RECORDS SHOWN:
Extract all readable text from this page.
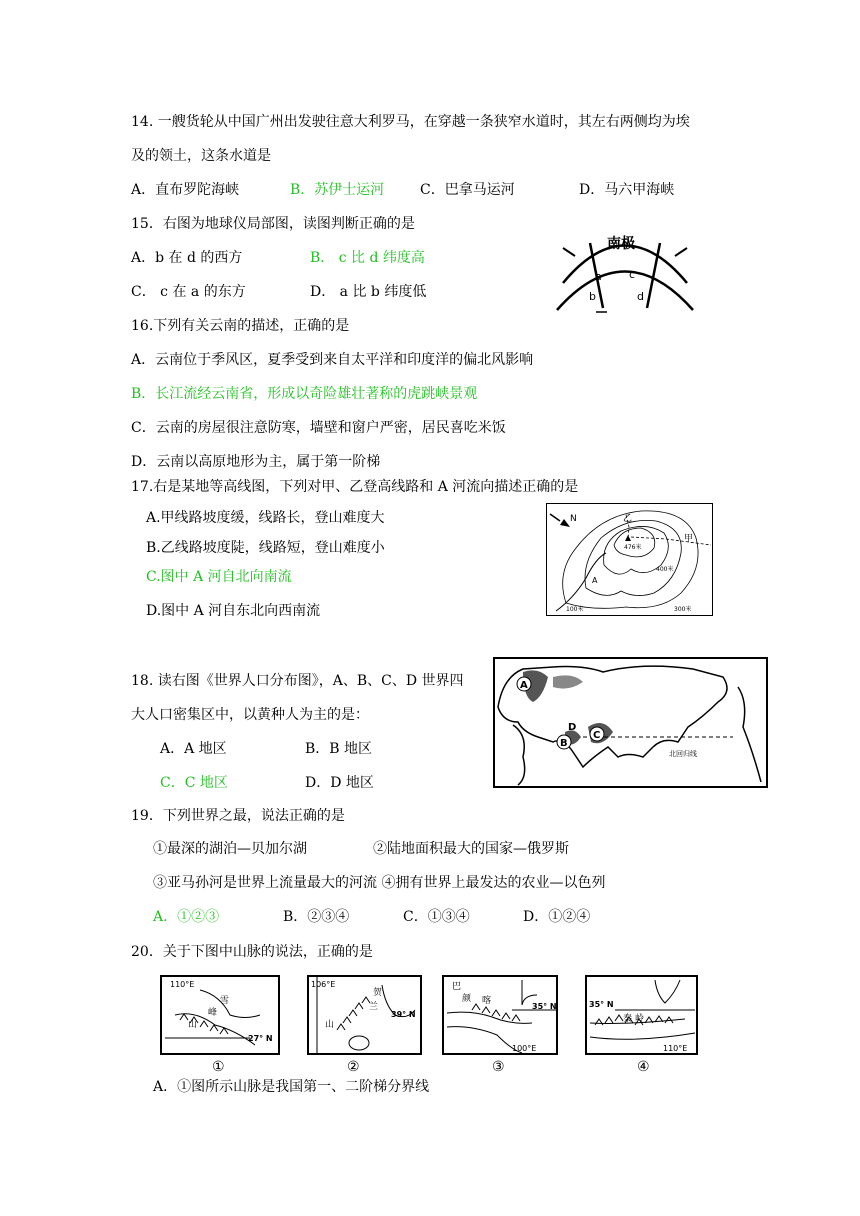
14. 一艘货轮从中国广州出发驶往意大利罗马，在穿越一条狭窄水道时，其左右两侧均为埃
及的领土，这条水道是
A．直布罗陀海峡	B．苏伊士运河	C．巴拿马运河	D．马六甲海峡
15．右图为地球仪局部图，读图判断正确的是
A．b 在 d 的西方	B． c 比 d 纬度高
C． c 在 a 的东方	D． a 比 b 纬度低
南极
a c
b	d
16.下列有关云南的描述，正确的是
A．云南位于季风区，夏季受到来自太平洋和印度洋的偏北风影响
B．长江流经云南省，形成以奇险雄壮著称的虎跳峡景观
C．云南的房屋很注意防寒，墙壁和窗户严密，居民喜吃米饭
D．云南以高原地形为主，属于第一阶梯
17.右是某地等高线图，下列对甲、乙登高线路和 A 河流向描述正确的是
A.甲线路坡度缓，线路长，登山难度大
B.乙线路坡度陡，线路短，登山难度小
C.图中 A 河自北向南流
D.图中 A 河自东北向西南流
N	乙
甲
476米
400米
300米
100米
A
18. 读右图《世界人口分布图》，A、B、C、D 世界四
大人口密集区中，以黄种人为主的是：
A．A 地区	B．B 地区
C．C 地区	D．D 地区
A
B
C
D
北回归线
19．下列世界之最，说法正确的是
①最深的湖泊—贝加尔湖	②陆地面积最大的国家—俄罗斯
③亚马孙河是世界上流量最大的河流 ④拥有世界上最发达的农业—以色列
A．①②③	B．②③④	C．①③④	D．①②④
20．关于下图中山脉的说法，正确的是
110°E
雪
峰
山
27° N
①
106°E
贺
兰
山
39° N
②
巴
颜 喀
35° N
100°E
③
35° N
秦 岭
110°E
④
A．①图所示山脉是我国第一、二阶梯分界线
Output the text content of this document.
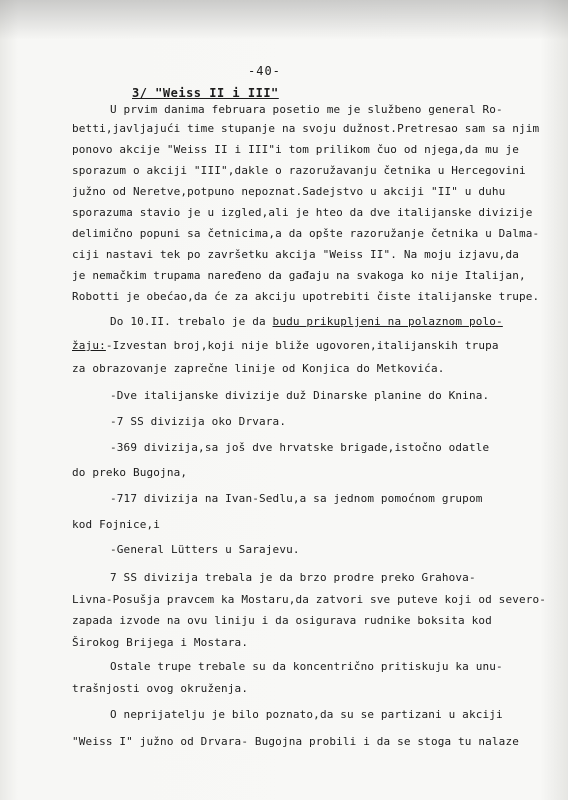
-40-
3/ "Weiss II i III"
U prvim danima februara posetio me je službeno general Ro-
betti,javljajući time stupanje na svoju dužnost.Pretresao sam sa njim
ponovo akcije "Weiss II i III"i tom prilikom čuo od njega,da mu je
sporazum o akciji "III",dakle o razoružavanju četnika u Hercegovini
južno od Neretve,potpuno nepoznat.Sadejstvo u akciji "II" u duhu
sporazuma stavio je u izgled,ali je hteo da dve italijanske divizije
delimično popuni sa četnicima,a da opšte razoružanje četnika u Dalma-
ciji nastavi tek po završetku akcija "Weiss II". Na moju izjavu,da
je nemačkim trupama naređeno da gađaju na svakoga ko nije Italijan,
Robotti je obećao,da će za akciju upotrebiti čiste italijanske trupe.
Do 10.II. trebalo je da budu prikupljeni na polaznom polo-
žaju:-Izvestan broj,koji nije bliže ugovoren,italijanskih trupa
za obrazovanje zaprečne linije od Konjica do Metkovića.
-Dve italijanske divizije duž Dinarske planine do Knina.
-7 SS divizija oko Drvara.
-369 divizija,sa još dve hrvatske brigade,istočno odatle
do preko Bugojna,
-717 divizija na Ivan-Sedlu,a sa jednom pomoćnom grupom
kod Fojnice,i
-General Lütters u Sarajevu.
7 SS divizija trebala je da brzo prodre preko Grahova-
Livna-Posušja pravcem ka Mostaru,da zatvori sve puteve koji od severo-
zapada izvode na ovu liniju i da osigurava rudnike boksita kod
Širokog Brijega i Mostara.
Ostale trupe trebale su da koncentrično pritiskuju ka unu-
trašnjosti ovog okruženja.
O neprijatelju je bilo poznato,da su se partizani u akciji
"Weiss I" južno od Drvara- Bugojna probili i da se stoga tu nalaze
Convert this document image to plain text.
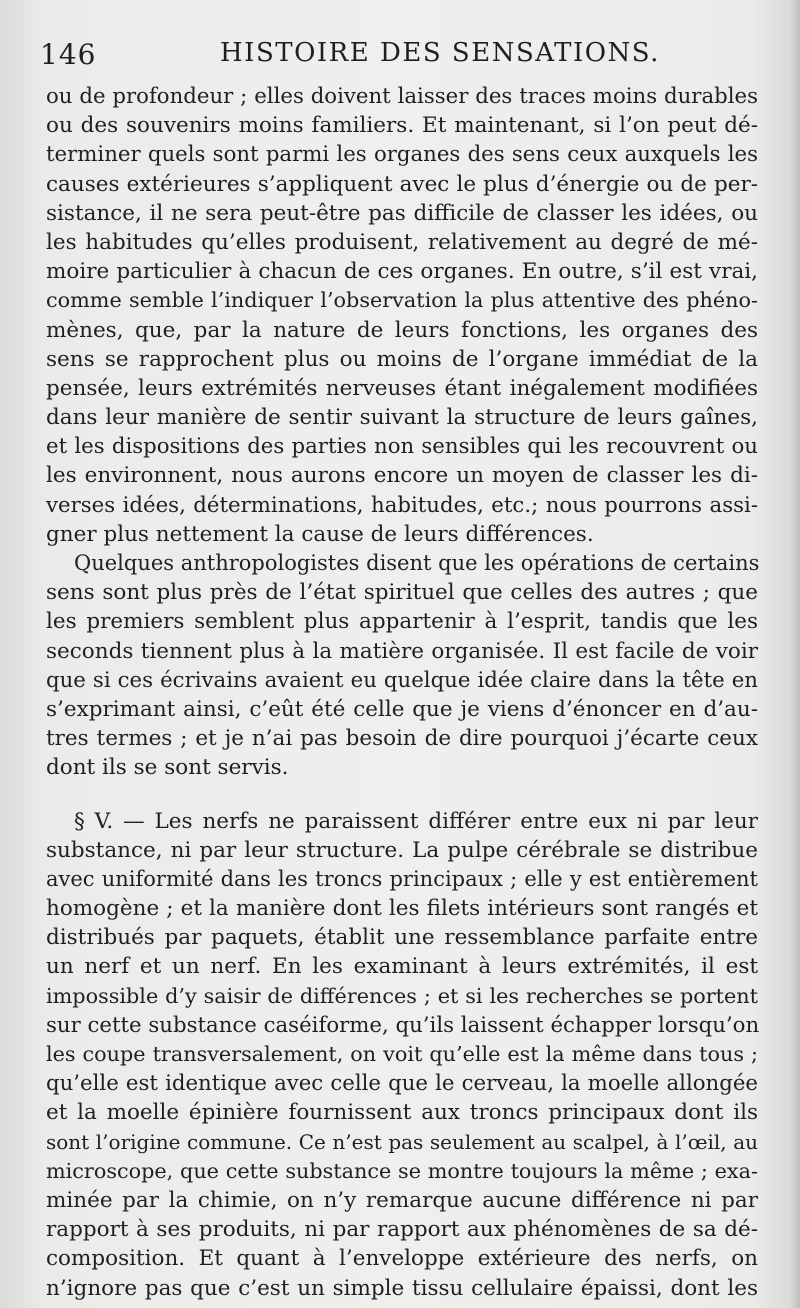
146	HISTOIRE DES SENSATIONS.
ou de profondeur ; elles doivent laisser des traces moins durables
ou des souvenirs moins familiers. Et maintenant, si l’on peut dé-
terminer quels sont parmi les organes des sens ceux auxquels les
causes extérieures s’appliquent avec le plus d’énergie ou de per-
sistance, il ne sera peut-être pas difficile de classer les idées, ou
les habitudes qu’elles produisent, relativement au degré de mé-
moire particulier à chacun de ces organes. En outre, s’il est vrai,
comme semble l’indiquer l’observation la plus attentive des phéno-
mènes, que, par la nature de leurs fonctions, les organes des
sens se rapprochent plus ou moins de l’organe immédiat de la
pensée, leurs extrémités nerveuses étant inégalement modifiées
dans leur manière de sentir suivant la structure de leurs gaînes,
et les dispositions des parties non sensibles qui les recouvrent ou
les environnent, nous aurons encore un moyen de classer les di-
verses idées, déterminations, habitudes, etc.; nous pourrons assi-
gner plus nettement la cause de leurs différences.
Quelques anthropologistes disent que les opérations de certains
sens sont plus près de l’état spirituel que celles des autres ; que
les premiers semblent plus appartenir à l’esprit, tandis que les
seconds tiennent plus à la matière organisée. Il est facile de voir
que si ces écrivains avaient eu quelque idée claire dans la tête en
s’exprimant ainsi, c’eût été celle que je viens d’énoncer en d’au-
tres termes ; et je n’ai pas besoin de dire pourquoi j’écarte ceux
dont ils se sont servis.
§ V. — Les nerfs ne paraissent différer entre eux ni par leur
substance, ni par leur structure. La pulpe cérébrale se distribue
avec uniformité dans les troncs principaux ; elle y est entièrement
homogène ; et la manière dont les filets intérieurs sont rangés et
distribués par paquets, établit une ressemblance parfaite entre
un nerf et un nerf. En les examinant à leurs extrémités, il est
impossible d’y saisir de différences ; et si les recherches se portent
sur cette substance caséiforme, qu’ils laissent échapper lorsqu’on
les coupe transversalement, on voit qu’elle est la même dans tous ;
qu’elle est identique avec celle que le cerveau, la moelle allongée
et la moelle épinière fournissent aux troncs principaux dont ils
sont l’origine commune. Ce n’est pas seulement au scalpel, à l’œil, au
microscope, que cette substance se montre toujours la même ; exa-
minée par la chimie, on n’y remarque aucune différence ni par
rapport à ses produits, ni par rapport aux phénomènes de sa dé-
composition. Et quant à l’enveloppe extérieure des nerfs, on
n’ignore pas que c’est un simple tissu cellulaire épaissi, dont les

WHAT NEEDS TO BE DONE:
Reproduce every entry word for word, but omit the pictures.

EXERCISE SOLUTION:
Extract all readable text from this page.
14. 一艘货轮从中国广州出发驶往意大利罗马，在穿越一条狭窄水道时，其左右两侧均为埃
及的领土，这条水道是
A．直布罗陀海峡	B．苏伊士运河	C．巴拿马运河	D．马六甲海峡
15．右图为地球仪局部图，读图判断正确的是
A．b 在 d 的西方	B． c 比 d 纬度高
C． c 在 a 的东方	D． a 比 b 纬度低
南极
a c
b	d
16.下列有关云南的描述，正确的是
A．云南位于季风区，夏季受到来自太平洋和印度洋的偏北风影响
B．长江流经云南省，形成以奇险雄壮著称的虎跳峡景观
C．云南的房屋很注意防寒，墙壁和窗户严密，居民喜吃米饭
D．云南以高原地形为主，属于第一阶梯
17.右是某地等高线图，下列对甲、乙登高线路和 A 河流向描述正确的是
A.甲线路坡度缓，线路长，登山难度大
B.乙线路坡度陡，线路短，登山难度小
C.图中 A 河自北向南流
D.图中 A 河自东北向西南流
N	乙
甲
476米
400米
300米
100米
A
18. 读右图《世界人口分布图》，A、B、C、D 世界四
大人口密集区中，以黄种人为主的是：
A．A 地区	B．B 地区
C．C 地区	D．D 地区
A
B
C
D
北回归线
19．下列世界之最，说法正确的是
①最深的湖泊—贝加尔湖	②陆地面积最大的国家—俄罗斯
③亚马孙河是世界上流量最大的河流 ④拥有世界上最发达的农业—以色列
A．①②③	B．②③④	C．①③④	D．①②④
20．关于下图中山脉的说法，正确的是
110°E
雪
峰
山
27° N
①
106°E
贺
兰
山
39° N
②
巴
颜 喀
35° N
100°E
③
35° N
秦 岭
110°E
④
A．①图所示山脉是我国第一、二阶梯分界线
Output the text content of this document.
-40-
3/ "Weiss II i III"
U prvim danima februara posetio me je službeno general Ro-
betti,javljajući time stupanje na svoju dužnost.Pretresao sam sa njim
ponovo akcije "Weiss II i III"i tom prilikom čuo od njega,da mu je
sporazum o akciji "III",dakle o razoružavanju četnika u Hercegovini
južno od Neretve,potpuno nepoznat.Sadejstvo u akciji "II" u duhu
sporazuma stavio je u izgled,ali je hteo da dve italijanske divizije
delimično popuni sa četnicima,a da opšte razoružanje četnika u Dalma-
ciji nastavi tek po završetku akcija "Weiss II". Na moju izjavu,da
je nemačkim trupama naređeno da gađaju na svakoga ko nije Italijan,
Robotti je obećao,da će za akciju upotrebiti čiste italijanske trupe.
Do 10.II. trebalo je da budu prikupljeni na polaznom polo-
žaju:-Izvestan broj,koji nije bliže ugovoren,italijanskih trupa
za obrazovanje zaprečne linije od Konjica do Metkovića.
-Dve italijanske divizije duž Dinarske planine do Knina.
-7 SS divizija oko Drvara.
-369 divizija,sa još dve hrvatske brigade,istočno odatle
do preko Bugojna,
-717 divizija na Ivan-Sedlu,a sa jednom pomoćnom grupom
kod Fojnice,i
-General Lütters u Sarajevu.
7 SS divizija trebala je da brzo prodre preko Grahova-
Livna-Posušja pravcem ka Mostaru,da zatvori sve puteve koji od severo-
zapada izvode na ovu liniju i da osigurava rudnike boksita kod
Širokog Brijega i Mostara.
Ostale trupe trebale su da koncentrično pritiskuju ka unu-
trašnjosti ovog okruženja.
O neprijatelju je bilo poznato,da su se partizani u akciji
"Weiss I" južno od Drvara- Bugojna probili i da se stoga tu nalaze
Convert this document image to plain text.
146	HISTOIRE DES SENSATIONS.
ou de profondeur ; elles doivent laisser des traces moins durables
ou des souvenirs moins familiers. Et maintenant, si l’on peut dé-
terminer quels sont parmi les organes des sens ceux auxquels les
causes extérieures s’appliquent avec le plus d’énergie ou de per-
sistance, il ne sera peut-être pas difficile de classer les idées, ou
les habitudes qu’elles produisent, relativement au degré de mé-
moire particulier à chacun de ces organes. En outre, s’il est vrai,
comme semble l’indiquer l’observation la plus attentive des phéno-
mènes, que, par la nature de leurs fonctions, les organes des
sens se rapprochent plus ou moins de l’organe immédiat de la
pensée, leurs extrémités nerveuses étant inégalement modifiées
dans leur manière de sentir suivant la structure de leurs gaînes,
et les dispositions des parties non sensibles qui les recouvrent ou
les environnent, nous aurons encore un moyen de classer les di-
verses idées, déterminations, habitudes, etc.; nous pourrons assi-
gner plus nettement la cause de leurs différences.
Quelques anthropologistes disent que les opérations de certains
sens sont plus près de l’état spirituel que celles des autres ; que
les premiers semblent plus appartenir à l’esprit, tandis que les
seconds tiennent plus à la matière organisée. Il est facile de voir
que si ces écrivains avaient eu quelque idée claire dans la tête en
s’exprimant ainsi, c’eût été celle que je viens d’énoncer en d’au-
tres termes ; et je n’ai pas besoin de dire pourquoi j’écarte ceux
dont ils se sont servis.
§ V. — Les nerfs ne paraissent différer entre eux ni par leur
substance, ni par leur structure. La pulpe cérébrale se distribue
avec uniformité dans les troncs principaux ; elle y est entièrement
homogène ; et la manière dont les filets intérieurs sont rangés et
distribués par paquets, établit une ressemblance parfaite entre
un nerf et un nerf. En les examinant à leurs extrémités, il est
impossible d’y saisir de différences ; et si les recherches se portent
sur cette substance caséiforme, qu’ils laissent échapper lorsqu’on
les coupe transversalement, on voit qu’elle est la même dans tous ;
qu’elle est identique avec celle que le cerveau, la moelle allongée
et la moelle épinière fournissent aux troncs principaux dont ils
sont l’origine commune. Ce n’est pas seulement au scalpel, à l’œil, au
microscope, que cette substance se montre toujours la même ; exa-
minée par la chimie, on n’y remarque aucune différence ni par
rapport à ses produits, ni par rapport aux phénomènes de sa dé-
composition. Et quant à l’enveloppe extérieure des nerfs, on
n’ignore pas que c’est un simple tissu cellulaire épaissi, dont les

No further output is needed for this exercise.